Start Exercise data
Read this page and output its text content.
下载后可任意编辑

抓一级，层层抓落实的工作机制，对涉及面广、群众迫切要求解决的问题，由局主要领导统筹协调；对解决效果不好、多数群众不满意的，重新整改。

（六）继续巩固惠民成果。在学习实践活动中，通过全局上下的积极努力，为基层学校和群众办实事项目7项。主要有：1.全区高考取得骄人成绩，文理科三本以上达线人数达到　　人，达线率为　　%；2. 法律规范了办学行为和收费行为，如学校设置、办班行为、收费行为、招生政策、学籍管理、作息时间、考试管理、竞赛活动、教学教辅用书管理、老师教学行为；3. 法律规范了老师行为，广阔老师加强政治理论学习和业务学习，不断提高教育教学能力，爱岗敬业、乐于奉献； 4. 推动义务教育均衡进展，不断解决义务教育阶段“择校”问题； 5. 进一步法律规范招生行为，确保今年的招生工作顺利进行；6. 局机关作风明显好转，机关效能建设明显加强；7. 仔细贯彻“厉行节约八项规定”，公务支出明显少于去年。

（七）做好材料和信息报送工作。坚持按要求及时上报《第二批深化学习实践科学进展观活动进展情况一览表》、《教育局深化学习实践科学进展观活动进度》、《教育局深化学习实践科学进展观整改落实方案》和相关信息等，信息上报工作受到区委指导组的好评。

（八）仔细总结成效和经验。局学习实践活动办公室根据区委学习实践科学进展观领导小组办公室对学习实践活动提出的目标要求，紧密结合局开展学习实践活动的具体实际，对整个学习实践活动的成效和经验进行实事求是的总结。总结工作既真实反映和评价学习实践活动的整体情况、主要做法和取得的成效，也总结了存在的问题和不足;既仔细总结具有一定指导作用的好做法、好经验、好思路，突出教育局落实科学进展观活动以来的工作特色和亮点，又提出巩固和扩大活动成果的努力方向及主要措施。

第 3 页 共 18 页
End Exercise data
Start Exercise data
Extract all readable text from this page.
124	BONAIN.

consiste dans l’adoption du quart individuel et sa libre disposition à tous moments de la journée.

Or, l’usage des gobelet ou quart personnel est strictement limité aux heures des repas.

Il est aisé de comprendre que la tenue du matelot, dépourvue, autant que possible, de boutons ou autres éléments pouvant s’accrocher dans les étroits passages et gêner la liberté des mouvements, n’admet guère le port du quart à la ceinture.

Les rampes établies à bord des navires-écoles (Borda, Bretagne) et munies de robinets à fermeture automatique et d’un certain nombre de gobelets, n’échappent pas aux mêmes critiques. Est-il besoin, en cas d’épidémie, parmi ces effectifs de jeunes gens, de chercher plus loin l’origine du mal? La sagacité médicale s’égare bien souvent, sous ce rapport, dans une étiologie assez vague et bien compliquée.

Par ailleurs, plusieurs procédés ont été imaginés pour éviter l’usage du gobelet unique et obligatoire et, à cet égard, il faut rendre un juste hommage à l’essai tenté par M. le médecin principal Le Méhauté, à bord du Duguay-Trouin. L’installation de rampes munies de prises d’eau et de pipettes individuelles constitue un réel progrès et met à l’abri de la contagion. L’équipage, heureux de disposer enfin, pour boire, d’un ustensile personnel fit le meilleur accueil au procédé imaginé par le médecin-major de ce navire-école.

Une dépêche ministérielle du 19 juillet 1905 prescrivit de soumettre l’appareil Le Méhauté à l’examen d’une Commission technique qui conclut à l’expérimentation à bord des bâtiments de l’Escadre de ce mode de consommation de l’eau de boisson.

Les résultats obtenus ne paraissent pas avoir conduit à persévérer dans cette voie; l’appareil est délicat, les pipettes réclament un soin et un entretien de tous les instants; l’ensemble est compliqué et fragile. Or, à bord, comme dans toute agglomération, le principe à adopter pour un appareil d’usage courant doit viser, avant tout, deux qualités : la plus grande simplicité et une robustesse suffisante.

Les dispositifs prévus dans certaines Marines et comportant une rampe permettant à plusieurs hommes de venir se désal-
End Exercise data
Start Exercise data
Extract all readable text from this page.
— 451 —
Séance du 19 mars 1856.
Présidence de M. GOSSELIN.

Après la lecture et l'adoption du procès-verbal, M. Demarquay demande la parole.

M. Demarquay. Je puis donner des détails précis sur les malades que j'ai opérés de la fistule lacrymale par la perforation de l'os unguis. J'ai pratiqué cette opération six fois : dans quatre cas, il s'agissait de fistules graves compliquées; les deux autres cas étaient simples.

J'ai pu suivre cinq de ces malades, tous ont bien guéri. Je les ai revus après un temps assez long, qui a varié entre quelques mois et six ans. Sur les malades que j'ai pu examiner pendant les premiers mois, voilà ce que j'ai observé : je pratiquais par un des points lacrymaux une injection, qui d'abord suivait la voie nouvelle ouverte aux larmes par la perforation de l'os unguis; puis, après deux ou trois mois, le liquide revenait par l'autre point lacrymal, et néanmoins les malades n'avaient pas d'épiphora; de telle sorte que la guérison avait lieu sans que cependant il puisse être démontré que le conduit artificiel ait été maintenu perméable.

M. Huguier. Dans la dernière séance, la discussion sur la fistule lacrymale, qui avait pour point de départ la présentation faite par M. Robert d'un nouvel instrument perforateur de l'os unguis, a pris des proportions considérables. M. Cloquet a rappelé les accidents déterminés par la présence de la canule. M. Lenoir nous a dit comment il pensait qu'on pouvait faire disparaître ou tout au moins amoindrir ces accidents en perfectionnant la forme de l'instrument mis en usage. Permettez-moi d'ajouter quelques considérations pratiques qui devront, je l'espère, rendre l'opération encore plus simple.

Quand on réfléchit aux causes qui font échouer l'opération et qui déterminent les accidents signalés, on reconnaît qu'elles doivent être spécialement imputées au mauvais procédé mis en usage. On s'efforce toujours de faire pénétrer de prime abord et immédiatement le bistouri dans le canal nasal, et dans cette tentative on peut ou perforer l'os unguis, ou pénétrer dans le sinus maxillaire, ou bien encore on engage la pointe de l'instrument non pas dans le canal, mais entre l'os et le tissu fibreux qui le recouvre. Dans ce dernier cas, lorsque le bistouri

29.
End Exercise data
__Short problem__: Give only the count of lines in which the string "perforation" appears.

__The response__: 2